-- BEGIN RAW RECORDS --

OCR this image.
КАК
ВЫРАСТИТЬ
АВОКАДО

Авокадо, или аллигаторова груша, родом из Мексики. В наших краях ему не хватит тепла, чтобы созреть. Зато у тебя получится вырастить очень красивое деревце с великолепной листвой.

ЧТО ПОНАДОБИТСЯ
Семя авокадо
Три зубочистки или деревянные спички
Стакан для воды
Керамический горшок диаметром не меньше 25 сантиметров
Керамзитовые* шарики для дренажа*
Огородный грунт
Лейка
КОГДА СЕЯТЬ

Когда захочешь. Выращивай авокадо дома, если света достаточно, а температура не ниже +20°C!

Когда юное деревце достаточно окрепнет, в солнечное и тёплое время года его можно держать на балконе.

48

-- END RAW RECORDS --

### TASK GOAL
Report only the count of lines that include the string "деревце".

### RESPONSE
2